■ **Directions**
Find every line below that contains the word "鄂西北西部" and copy it out.

■ **Data listing**
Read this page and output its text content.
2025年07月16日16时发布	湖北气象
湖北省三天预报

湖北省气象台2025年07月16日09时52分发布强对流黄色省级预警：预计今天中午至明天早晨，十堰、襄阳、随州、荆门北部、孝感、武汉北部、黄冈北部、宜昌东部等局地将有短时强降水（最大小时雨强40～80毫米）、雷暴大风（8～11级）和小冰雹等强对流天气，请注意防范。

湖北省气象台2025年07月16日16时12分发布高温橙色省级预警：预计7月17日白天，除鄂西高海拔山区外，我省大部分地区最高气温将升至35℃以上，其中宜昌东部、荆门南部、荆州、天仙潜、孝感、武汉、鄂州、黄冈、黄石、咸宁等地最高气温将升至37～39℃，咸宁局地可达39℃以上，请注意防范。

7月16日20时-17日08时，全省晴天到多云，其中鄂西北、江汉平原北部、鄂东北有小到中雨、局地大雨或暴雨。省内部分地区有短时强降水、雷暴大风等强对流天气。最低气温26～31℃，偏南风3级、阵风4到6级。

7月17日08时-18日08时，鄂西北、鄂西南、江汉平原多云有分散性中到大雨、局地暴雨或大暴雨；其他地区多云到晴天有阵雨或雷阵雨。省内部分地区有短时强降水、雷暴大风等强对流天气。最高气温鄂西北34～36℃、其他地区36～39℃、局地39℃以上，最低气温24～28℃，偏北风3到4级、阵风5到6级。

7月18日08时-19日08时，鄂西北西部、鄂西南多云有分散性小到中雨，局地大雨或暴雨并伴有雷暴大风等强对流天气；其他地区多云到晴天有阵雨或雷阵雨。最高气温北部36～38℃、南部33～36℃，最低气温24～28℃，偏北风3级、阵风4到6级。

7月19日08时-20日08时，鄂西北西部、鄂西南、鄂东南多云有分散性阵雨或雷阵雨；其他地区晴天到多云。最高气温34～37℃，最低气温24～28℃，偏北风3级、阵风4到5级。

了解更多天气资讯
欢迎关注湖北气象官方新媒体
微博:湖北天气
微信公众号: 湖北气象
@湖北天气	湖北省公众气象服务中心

■ **Written reply**
7月18日08时-19日08时，鄂西北西部、鄂西南多云有分散性小到中雨，局地大雨或暴雨并伴有雷暴大风等强对流天气；其他地区多云到晴天有阵雨或雷阵雨。最高气温北部36～38℃、南部33～36℃，最低气温24～28℃，偏北风3级、阵风4到6级。
7月19日08时-20日08时，鄂西北西部、鄂西南、鄂东南多云有分散性阵雨或雷阵雨；其他地区晴天到多云。最高气温34～37℃，最低气温24～28℃，偏北风3级、阵风4到5级。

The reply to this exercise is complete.